● Written exercise:
Please repeat every one of the records below word for word, leaving out the pictures.

● Dataset:
— begin —
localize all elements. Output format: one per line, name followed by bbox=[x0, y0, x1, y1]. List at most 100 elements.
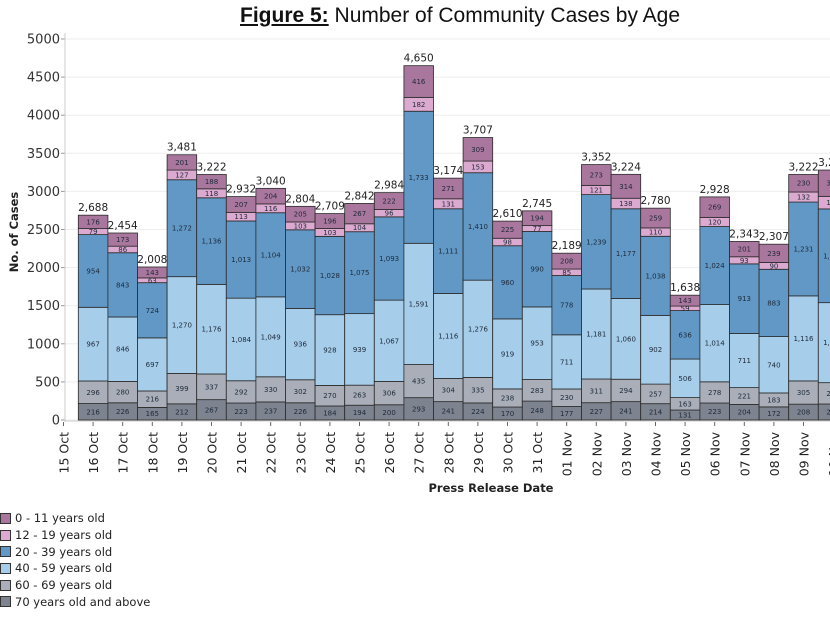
bar-segment bbox=[403, 110, 434, 244]
segment-label: 194 bbox=[353, 409, 367, 417]
x-tick-label: 03 Nov bbox=[619, 431, 634, 476]
x-tick-label: 02 Nov bbox=[589, 431, 604, 476]
segment-label: 399 bbox=[175, 385, 188, 393]
segment-label: 226 bbox=[116, 408, 130, 416]
y-tick-label: 500 bbox=[35, 375, 60, 390]
segment-label: 883 bbox=[767, 299, 780, 307]
segment-label: 241 bbox=[442, 407, 455, 415]
segment-label: 1,104 bbox=[261, 251, 282, 259]
segment-label: 270 bbox=[323, 392, 336, 400]
legend-label: 60 - 69 years old bbox=[15, 578, 113, 593]
segment-label: 283 bbox=[530, 387, 543, 395]
segment-label: 954 bbox=[86, 267, 100, 275]
segment-label: 1,270 bbox=[172, 322, 192, 330]
segment-label: 435 bbox=[412, 378, 425, 386]
legend-item: 40 - 59 years old bbox=[0, 560, 150, 577]
bar-segment bbox=[817, 169, 830, 197]
total-label: 4,650 bbox=[404, 53, 434, 65]
bar-segment bbox=[699, 226, 730, 305]
segment-label: 1,181 bbox=[586, 331, 606, 339]
bar-segment bbox=[462, 172, 494, 281]
segment-label: 967 bbox=[86, 341, 99, 349]
segment-label: 1,028 bbox=[320, 272, 340, 280]
total-label: 2,842 bbox=[344, 190, 374, 202]
segment-label: 173 bbox=[116, 236, 129, 244]
bar-segment bbox=[729, 333, 760, 389]
segment-label: 302 bbox=[294, 388, 307, 396]
segment-label: 177 bbox=[560, 410, 573, 418]
bar-segment bbox=[137, 337, 168, 392]
bar-segment bbox=[403, 65, 434, 98]
segment-label: 241 bbox=[619, 407, 632, 415]
segment-label: 293 bbox=[412, 405, 425, 413]
segment-label: 1,116 bbox=[438, 332, 459, 340]
bar-segment bbox=[699, 304, 730, 383]
stacked-bar-chart: 216 296 967 954 79 176 2,688 226 280 846 843 86 173 2… bbox=[7, 33, 830, 495]
segment-label: 172 bbox=[767, 410, 780, 418]
segment-label: 223 bbox=[708, 408, 721, 416]
bar-segment bbox=[433, 293, 464, 379]
segment-label: 86 bbox=[118, 246, 127, 254]
total-label: 2,928 bbox=[700, 184, 730, 196]
axes: 0 500 1000 1500 2000 2500 3000 3500 4000 4500 5000… bbox=[27, 33, 830, 476]
segment-label: 98 bbox=[503, 238, 512, 246]
bar-segment bbox=[492, 318, 523, 390]
segment-label: 170 bbox=[501, 410, 514, 418]
segment-label: 263 bbox=[353, 392, 366, 400]
segment-label: 238 bbox=[501, 394, 514, 402]
segment-label: 259 bbox=[649, 215, 662, 223]
total-label: 1,638 bbox=[670, 282, 700, 294]
total-label: 3,222 bbox=[196, 161, 226, 173]
bar-segment bbox=[788, 201, 819, 297]
segment-label: 306 bbox=[382, 390, 396, 398]
x-tick-label: 31 Oct bbox=[530, 432, 545, 474]
bar-segment bbox=[699, 196, 730, 218]
segment-label: 221 bbox=[738, 393, 751, 401]
segment-label: 104 bbox=[353, 224, 367, 232]
y-tick-label: 3500 bbox=[27, 147, 60, 162]
x-tick-label: 18 Oct bbox=[145, 432, 160, 474]
segment-label: 63 bbox=[148, 277, 157, 285]
segment-label: 278 bbox=[708, 389, 721, 397]
bar-segment bbox=[817, 403, 830, 421]
x-tick-label: 27 Oct bbox=[412, 432, 427, 474]
segment-label: 120 bbox=[708, 218, 721, 226]
legend-label: 40 - 59 years old bbox=[15, 561, 113, 576]
segment-label: 90 bbox=[769, 262, 778, 270]
segment-label: 207 bbox=[234, 201, 247, 209]
segment-label: 1,239 bbox=[586, 238, 606, 246]
segment-label: 214 bbox=[649, 408, 663, 416]
segment-label: 1,116 bbox=[793, 335, 814, 343]
segment-label: 118 bbox=[205, 190, 218, 198]
legend: 0 - 11 years old 12 - 19 years old 20 - 39… bbox=[0, 510, 150, 610]
segment-label: 1,084 bbox=[231, 336, 252, 344]
bar-segment bbox=[788, 295, 819, 382]
legend-item: 0 - 11 years old bbox=[0, 510, 150, 527]
segment-label: 309 bbox=[471, 146, 484, 154]
segment-label: 223 bbox=[234, 408, 247, 416]
segment-label: 165 bbox=[826, 199, 830, 207]
legend-label: 70 years old and above bbox=[15, 594, 151, 609]
y-tick-label: 2000 bbox=[27, 261, 60, 276]
segment-label: 131 bbox=[678, 412, 691, 420]
segment-label: 138 bbox=[619, 200, 632, 208]
total-label: 3,222 bbox=[788, 161, 818, 173]
segment-label: 184 bbox=[323, 409, 337, 417]
segment-label: 212 bbox=[175, 408, 188, 416]
bar-segment bbox=[817, 302, 830, 384]
bar-segment bbox=[521, 231, 553, 308]
segment-label: 740 bbox=[767, 361, 780, 369]
total-label: 3,707 bbox=[463, 125, 493, 137]
total-label: 2,984 bbox=[374, 180, 404, 192]
bar-segment bbox=[255, 187, 286, 205]
segment-label: 176 bbox=[86, 218, 100, 226]
segment-label: 335 bbox=[471, 387, 484, 395]
segment-label: 269 bbox=[708, 204, 721, 212]
x-tick-label: 04 Nov bbox=[649, 431, 664, 476]
bar-segment bbox=[610, 173, 642, 199]
chart-title-figure: Figure 5: bbox=[240, 4, 329, 27]
segment-label: 1,050 bbox=[823, 339, 830, 347]
y-tick-label: 4500 bbox=[27, 71, 60, 86]
segment-label: 204 bbox=[264, 193, 278, 201]
bar-segment bbox=[817, 382, 830, 405]
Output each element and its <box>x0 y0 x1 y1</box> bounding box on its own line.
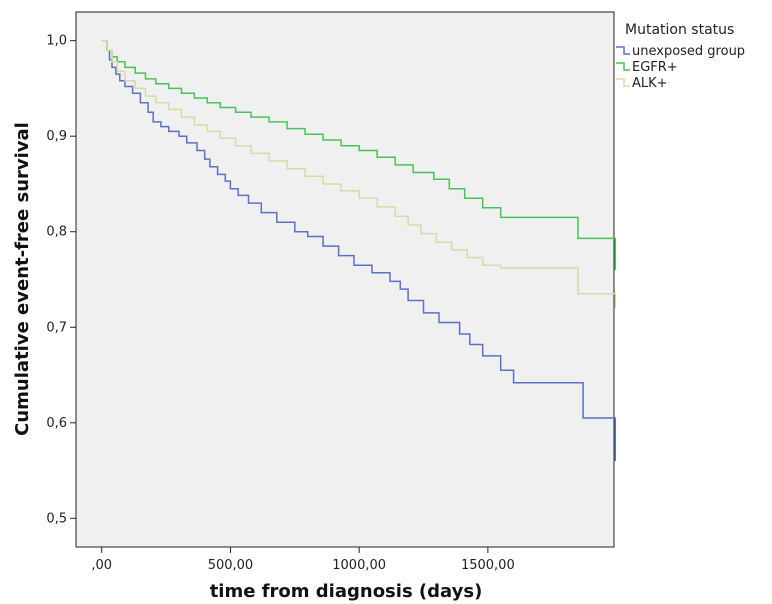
x-tick-label: 1500,00 <box>461 558 515 573</box>
legend-item-label: EGFR+ <box>632 60 678 75</box>
legend-title: Mutation status <box>625 22 734 38</box>
y-tick-label: 0,5 <box>46 511 67 526</box>
y-axis: 0,5 0,6 0,7 0,8 0,9 1,0 <box>46 34 76 526</box>
legend-item-label: unexposed group <box>632 44 745 59</box>
x-tick-label: 1000,00 <box>332 558 386 573</box>
x-tick-label: 500,00 <box>208 558 254 573</box>
y-tick-label: 0,8 <box>46 225 67 240</box>
legend-swatch <box>616 62 630 71</box>
series-line-2 <box>101 39 617 309</box>
x-tick-label: ,00 <box>91 558 112 573</box>
y-tick-label: 0,7 <box>46 320 67 335</box>
x-axis: ,00 500,00 1000,00 1500,00 <box>91 547 515 573</box>
series-line-1 <box>101 39 617 270</box>
plot-area <box>75 11 615 548</box>
y-axis-title: Cumulative event-free survival <box>12 122 33 436</box>
legend-item-label: ALK+ <box>632 76 668 91</box>
series-line-0 <box>101 39 617 461</box>
legend-swatch <box>616 46 630 55</box>
y-tick-label: 0,6 <box>46 416 67 431</box>
x-axis-title: time from diagnosis (days) <box>210 581 483 602</box>
series-group <box>101 39 617 461</box>
y-tick-label: 0,9 <box>46 129 67 144</box>
y-tick-label: 1,0 <box>46 34 67 49</box>
legend-swatch <box>616 78 630 87</box>
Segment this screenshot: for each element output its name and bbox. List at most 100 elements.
— end —
● Complete answer:
localize all elements. Output format: one per line, name followed by bbox=[x0, y0, x1, y1]. List at most 100 elements.
bar-segment bbox=[403, 110, 434, 244]
segment-label: 194 bbox=[353, 409, 367, 417]
x-tick-label: 03 Nov bbox=[619, 431, 634, 476]
x-tick-label: 02 Nov bbox=[589, 431, 604, 476]
segment-label: 399 bbox=[175, 385, 188, 393]
segment-label: 226 bbox=[116, 408, 130, 416]
y-tick-label: 500 bbox=[35, 375, 60, 390]
segment-label: 883 bbox=[767, 299, 780, 307]
segment-label: 241 bbox=[442, 407, 455, 415]
segment-label: 1,104 bbox=[261, 251, 282, 259]
segment-label: 270 bbox=[323, 392, 336, 400]
legend-label: 60 - 69 years old bbox=[15, 578, 113, 593]
segment-label: 283 bbox=[530, 387, 543, 395]
segment-label: 954 bbox=[86, 267, 100, 275]
segment-label: 1,270 bbox=[172, 322, 192, 330]
segment-label: 435 bbox=[412, 378, 425, 386]
legend-item: 40 - 59 years old bbox=[0, 560, 150, 577]
bar-segment bbox=[817, 169, 830, 197]
total-label: 4,650 bbox=[404, 53, 434, 65]
bar-segment bbox=[699, 226, 730, 305]
segment-label: 1,181 bbox=[586, 331, 606, 339]
bar-segment bbox=[462, 172, 494, 281]
segment-label: 967 bbox=[86, 341, 99, 349]
segment-label: 1,028 bbox=[320, 272, 340, 280]
total-label: 2,842 bbox=[344, 190, 374, 202]
segment-label: 173 bbox=[116, 236, 129, 244]
bar-segment bbox=[729, 333, 760, 389]
segment-label: 302 bbox=[294, 388, 307, 396]
segment-label: 177 bbox=[560, 410, 573, 418]
bar-segment bbox=[137, 337, 168, 392]
bar-segment bbox=[403, 65, 434, 98]
segment-label: 241 bbox=[619, 407, 632, 415]
segment-label: 293 bbox=[412, 405, 425, 413]
segment-label: 1,116 bbox=[438, 332, 459, 340]
bar-segment bbox=[699, 304, 730, 383]
stacked-bar-chart: 216 296 967 954 79 176 2,688 226 280 846 843 86 173 2… bbox=[7, 33, 830, 495]
segment-label: 172 bbox=[767, 410, 780, 418]
segment-label: 223 bbox=[708, 408, 721, 416]
bar-segment bbox=[433, 293, 464, 379]
segment-label: 86 bbox=[118, 246, 127, 254]
total-label: 2,928 bbox=[700, 184, 730, 196]
axes: 0 500 1000 1500 2000 2500 3000 3500 4000 4500 5000… bbox=[27, 33, 830, 476]
segment-label: 98 bbox=[503, 238, 512, 246]
bar-segment bbox=[492, 318, 523, 390]
segment-label: 170 bbox=[501, 410, 514, 418]
segment-label: 263 bbox=[353, 392, 366, 400]
segment-label: 238 bbox=[501, 394, 514, 402]
segment-label: 259 bbox=[649, 215, 662, 223]
total-label: 1,638 bbox=[670, 282, 700, 294]
total-label: 3,222 bbox=[196, 161, 226, 173]
bar-segment bbox=[788, 201, 819, 297]
segment-label: 306 bbox=[382, 390, 396, 398]
x-tick-label: 31 Oct bbox=[530, 432, 545, 474]
bar-segment bbox=[699, 196, 730, 218]
segment-label: 221 bbox=[738, 393, 751, 401]
segment-label: 104 bbox=[353, 224, 367, 232]
y-tick-label: 3500 bbox=[27, 147, 60, 162]
x-tick-label: 18 Oct bbox=[145, 432, 160, 474]
segment-label: 63 bbox=[148, 277, 157, 285]
segment-label: 278 bbox=[708, 389, 721, 397]
bar-segment bbox=[817, 403, 830, 421]
x-tick-label: 27 Oct bbox=[412, 432, 427, 474]
segment-label: 120 bbox=[708, 218, 721, 226]
legend-label: 40 - 59 years old bbox=[15, 561, 113, 576]
segment-label: 90 bbox=[769, 262, 778, 270]
segment-label: 207 bbox=[234, 201, 247, 209]
segment-label: 1,239 bbox=[586, 238, 606, 246]
segment-label: 214 bbox=[649, 408, 663, 416]
segment-label: 1,116 bbox=[793, 335, 814, 343]
segment-label: 118 bbox=[205, 190, 218, 198]
legend: 0 - 11 years old 12 - 19 years old 20 - 39… bbox=[0, 510, 150, 610]
segment-label: 1,084 bbox=[231, 336, 252, 344]
bar-segment bbox=[788, 295, 819, 382]
legend-item: 0 - 11 years old bbox=[0, 510, 150, 527]
segment-label: 309 bbox=[471, 146, 484, 154]
segment-label: 223 bbox=[234, 408, 247, 416]
segment-label: 165 bbox=[826, 199, 830, 207]
legend-label: 70 years old and above bbox=[15, 594, 151, 609]
y-tick-label: 2000 bbox=[27, 261, 60, 276]
segment-label: 131 bbox=[678, 412, 691, 420]
segment-label: 138 bbox=[619, 200, 632, 208]
total-label: 3,222 bbox=[788, 161, 818, 173]
segment-label: 184 bbox=[323, 409, 337, 417]
segment-label: 212 bbox=[175, 408, 188, 416]
bar-segment bbox=[817, 302, 830, 384]
bar-segment bbox=[521, 231, 553, 308]
segment-label: 740 bbox=[767, 361, 780, 369]
total-label: 3,707 bbox=[463, 125, 493, 137]
total-label: 2,984 bbox=[374, 180, 404, 192]
bar-segment bbox=[255, 187, 286, 205]
segment-label: 176 bbox=[86, 218, 100, 226]
segment-label: 335 bbox=[471, 387, 484, 395]
segment-label: 269 bbox=[708, 204, 721, 212]
x-tick-label: 04 Nov bbox=[649, 431, 664, 476]
bar-segment bbox=[610, 173, 642, 199]
chart-title-figure: Figure 5: bbox=[240, 4, 329, 27]
segment-label: 1,050 bbox=[823, 339, 830, 347]
y-tick-label: 4500 bbox=[27, 71, 60, 86]
segment-label: 204 bbox=[264, 193, 278, 201]
bar-segment bbox=[817, 382, 830, 405]
Output each element and its <box>x0 y0 x1 y1</box> bounding box on its own line.
x-tick-label: 1500,00 <box>461 558 515 573</box>
legend-item-label: EGFR+ <box>632 60 678 75</box>
legend-title: Mutation status <box>625 22 734 38</box>
y-tick-label: 0,5 <box>46 511 67 526</box>
y-axis: 0,5 0,6 0,7 0,8 0,9 1,0 <box>46 34 76 526</box>
legend-item-label: unexposed group <box>632 44 745 59</box>
x-tick-label: 1000,00 <box>332 558 386 573</box>
x-tick-label: 500,00 <box>208 558 254 573</box>
y-tick-label: 0,8 <box>46 225 67 240</box>
legend-swatch <box>616 62 630 71</box>
series-line-2 <box>101 39 617 309</box>
x-tick-label: ,00 <box>91 558 112 573</box>
y-tick-label: 0,7 <box>46 320 67 335</box>
x-axis: ,00 500,00 1000,00 1500,00 <box>91 547 515 573</box>
series-line-1 <box>101 39 617 270</box>
plot-area <box>75 11 615 548</box>
y-axis-title: Cumulative event-free survival <box>12 122 33 436</box>
legend-item-label: ALK+ <box>632 76 668 91</box>
series-line-0 <box>101 39 617 461</box>
legend-swatch <box>616 46 630 55</box>
y-tick-label: 0,6 <box>46 416 67 431</box>
x-axis-title: time from diagnosis (days) <box>210 581 483 602</box>
series-group <box>101 39 617 461</box>
y-tick-label: 0,9 <box>46 129 67 144</box>
y-tick-label: 1,0 <box>46 34 67 49</box>
legend-swatch <box>616 78 630 87</box>
Segment this screenshot: for each element output its name and bbox. List at most 100 elements.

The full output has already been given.